TEXTAUSZUG:
==================================================

Den echten Wiener (egal ob Frau oder Mann) erkennt man schwer, denn man erkennt ihn erst, wenn er redet, und er redet erst, wenn er nicht gefragt ist, und da redet er auch nicht mit jedem, außer er ist Taxifahrer. Wer den echten Wiener verstehen will, sollte ihm daher zuhören, und zwar möglichst bald, denn die wienerische Mundart, der einst breiteste Dialekt Österreichs, stirbt aus, weil Wiener Kinder Sprechen nur noch vom Hörensagen und aus dem Fernsehen kennen.

Zuhören, wenn der Wiener redet, allein reicht aber nicht aus, um ihn zu verstehen. Um ein Gefühl für ihn, seine Zugänge und Weltanschauungen zu bekommen, sollte man schon ungefähr wissen, was er meinen könnte, wenn er etwas sagt.

==================================================

ANGEZEIGTE DATEN:
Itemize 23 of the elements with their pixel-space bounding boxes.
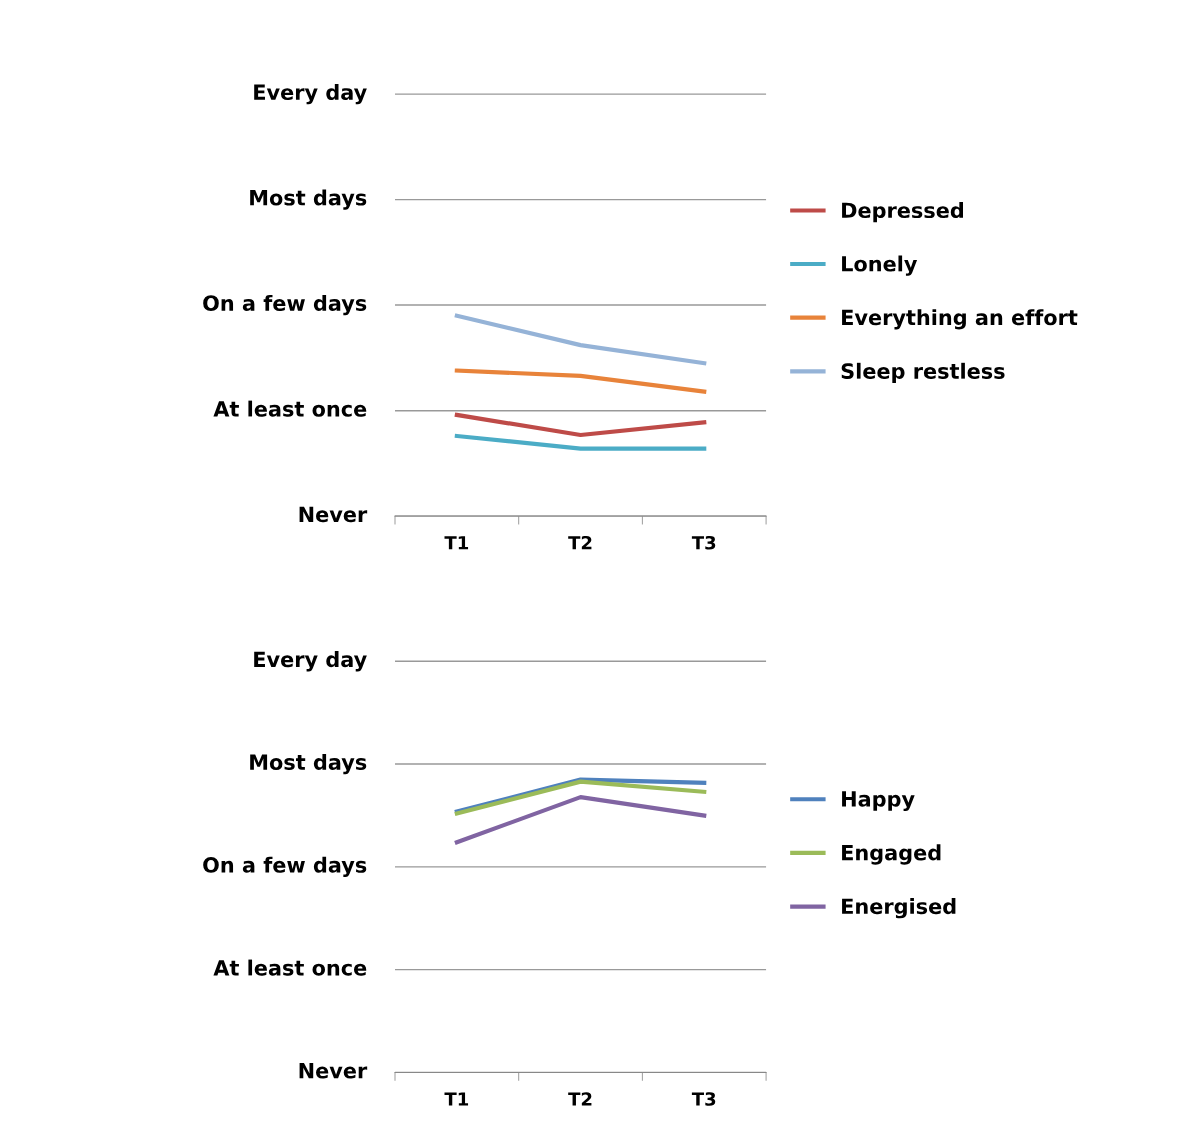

==================================================

AUFGABENSTELLUNGEN:
**a.** Warum stirbt die wienerische Mundart laut dem Textauszug über den echten Wiener aus?
**b.** Führen Sie den Textauszug über den echten Wiener im Anschluss an seinen letzten Satz weiter.
Die Daten stehen in keinem Zusammenhang mit dem Textauszug.

ANTWORTEN JE AUFGABE:
**a.** Weil Wiener Kinder Sprechen nur noch vom Hörensagen und aus dem Fernsehen kennen.

**b.**
Als Wiener, der seine ersten 20 Lebensjahre in Favoriten verbracht hat, fühle ich mich in der Lage, die gebräuchlichsten Wortspenden anzuführen und ein paar Übersetzungshilfen und Verhaltensregeln für Nichtwiener anzubieten.

I: Verständnis

Vastehst? - Frage nach dem Verständnis im Gespräch mit einem Nichtwiener, einem Wiener Bekannten oder einem Wiener Unbekannten aus den nördlichen, südlichen und östlichen Bezirken.

Vastengans? - Frage nach dem Verständnis im Gespräch mit einem Wiener Unbekannten aus den westlichen oder innerstädtischen Bezirken.

Waßt wos? - Am besten, Sie nicken und lassen es über sich ergehen.

Huach zua. - Siehe "Waßt wos".

Host mi? - Kannst du mir geistig folgen?

Host eam? - Kannst du meinem Gedankengang geistig folgen? (Umgangssprachlich: Frage nach dem Erfolg beim Nasenbohren.)

Foigendes. - Warten Sie es ruhig ab, es kommt verlässlich.

Tschuidigen. - Nützen Sie die Gelegenheit, die erste ist auf gut Wienerisch zumeist die letzte Entschuldigung.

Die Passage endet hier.